START Stored data
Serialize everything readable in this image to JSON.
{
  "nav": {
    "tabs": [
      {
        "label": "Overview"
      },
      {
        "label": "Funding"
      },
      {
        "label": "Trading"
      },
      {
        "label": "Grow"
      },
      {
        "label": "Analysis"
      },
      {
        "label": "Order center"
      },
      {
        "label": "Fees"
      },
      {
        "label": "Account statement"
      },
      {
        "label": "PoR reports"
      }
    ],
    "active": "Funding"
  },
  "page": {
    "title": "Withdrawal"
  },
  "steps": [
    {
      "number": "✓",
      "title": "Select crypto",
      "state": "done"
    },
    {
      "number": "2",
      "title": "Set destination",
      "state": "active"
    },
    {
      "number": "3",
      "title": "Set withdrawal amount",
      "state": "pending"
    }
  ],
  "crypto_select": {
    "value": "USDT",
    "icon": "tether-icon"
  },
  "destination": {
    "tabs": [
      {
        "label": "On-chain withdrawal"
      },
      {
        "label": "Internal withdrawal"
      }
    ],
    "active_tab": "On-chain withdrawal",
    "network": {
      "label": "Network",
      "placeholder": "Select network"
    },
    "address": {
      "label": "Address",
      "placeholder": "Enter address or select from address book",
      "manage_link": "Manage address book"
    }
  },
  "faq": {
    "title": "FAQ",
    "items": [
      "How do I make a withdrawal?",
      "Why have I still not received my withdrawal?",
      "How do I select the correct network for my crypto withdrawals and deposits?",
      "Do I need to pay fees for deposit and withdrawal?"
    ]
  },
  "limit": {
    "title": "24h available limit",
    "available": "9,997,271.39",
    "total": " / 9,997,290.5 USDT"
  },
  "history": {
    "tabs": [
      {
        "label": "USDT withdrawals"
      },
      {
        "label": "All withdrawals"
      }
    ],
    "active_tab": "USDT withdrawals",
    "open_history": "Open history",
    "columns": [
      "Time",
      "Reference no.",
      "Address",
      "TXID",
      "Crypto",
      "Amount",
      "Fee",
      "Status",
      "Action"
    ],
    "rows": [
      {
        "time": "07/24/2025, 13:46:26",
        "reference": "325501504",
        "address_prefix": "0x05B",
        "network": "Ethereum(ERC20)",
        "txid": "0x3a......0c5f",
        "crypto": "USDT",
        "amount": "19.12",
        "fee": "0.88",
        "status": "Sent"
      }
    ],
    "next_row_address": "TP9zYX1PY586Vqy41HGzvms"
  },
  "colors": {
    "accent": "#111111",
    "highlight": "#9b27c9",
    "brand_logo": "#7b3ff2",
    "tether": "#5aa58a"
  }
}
END Stored data
— Written instruction —
Go through the material above line by line and copy it exactly.

— Answer to the exercise —
Serialize everything readable in this image to JSON.
{
  "nav": {
    "tabs": [
      {
        "label": "Overview"
      },
      {
        "label": "Funding"
      },
      {
        "label": "Trading"
      },
      {
        "label": "Grow"
      },
      {
        "label": "Analysis"
      },
      {
        "label": "Order center"
      },
      {
        "label": "Fees"
      },
      {
        "label": "Account statement"
      },
      {
        "label": "PoR reports"
      }
    ],
    "active": "Funding"
  },
  "page": {
    "title": "Withdrawal"
  },
  "steps": [
    {
      "number": "✓",
      "title": "Select crypto",
      "state": "done"
    },
    {
      "number": "2",
      "title": "Set destination",
      "state": "active"
    },
    {
      "number": "3",
      "title": "Set withdrawal amount",
      "state": "pending"
    }
  ],
  "crypto_select": {
    "value": "USDT",
    "icon": "tether-icon"
  },
  "destination": {
    "tabs": [
      {
        "label": "On-chain withdrawal"
      },
      {
        "label": "Internal withdrawal"
      }
    ],
    "active_tab": "On-chain withdrawal",
    "network": {
      "label": "Network",
      "placeholder": "Select network"
    },
    "address": {
      "label": "Address",
      "placeholder": "Enter address or select from address book",
      "manage_link": "Manage address book"
    }
  },
  "faq": {
    "title": "FAQ",
    "items": [
      "How do I make a withdrawal?",
      "Why have I still not received my withdrawal?",
      "How do I select the correct network for my crypto withdrawals and deposits?",
      "Do I need to pay fees for deposit and withdrawal?"
    ]
  },
  "limit": {
    "title": "24h available limit",
    "available": "9,997,271.39",
    "total": " / 9,997,290.5 USDT"
  },
  "history": {
    "tabs": [
      {
        "label": "USDT withdrawals"
      },
      {
        "label": "All withdrawals"
      }
    ],
    "active_tab": "USDT withdrawals",
    "open_history": "Open history",
    "columns": [
      "Time",
      "Reference no.",
      "Address",
      "TXID",
      "Crypto",
      "Amount",
      "Fee",
      "Status",
      "Action"
    ],
    "rows": [
      {
        "time": "07/24/2025, 13:46:26",
        "reference": "325501504",
        "address_prefix": "0x05B",
        "network": "Ethereum(ERC20)",
        "txid": "0x3a......0c5f",
        "crypto": "USDT",
        "amount": "19.12",
        "fee": "0.88",
        "status": "Sent"
      }
    ],
    "next_row_address": "TP9zYX1PY586Vqy41HGzvms"
  },
  "colors": {
    "accent": "#111111",
    "highlight": "#9b27c9",
    "brand_logo": "#7b3ff2",
    "tether": "#5aa58a"
  }
}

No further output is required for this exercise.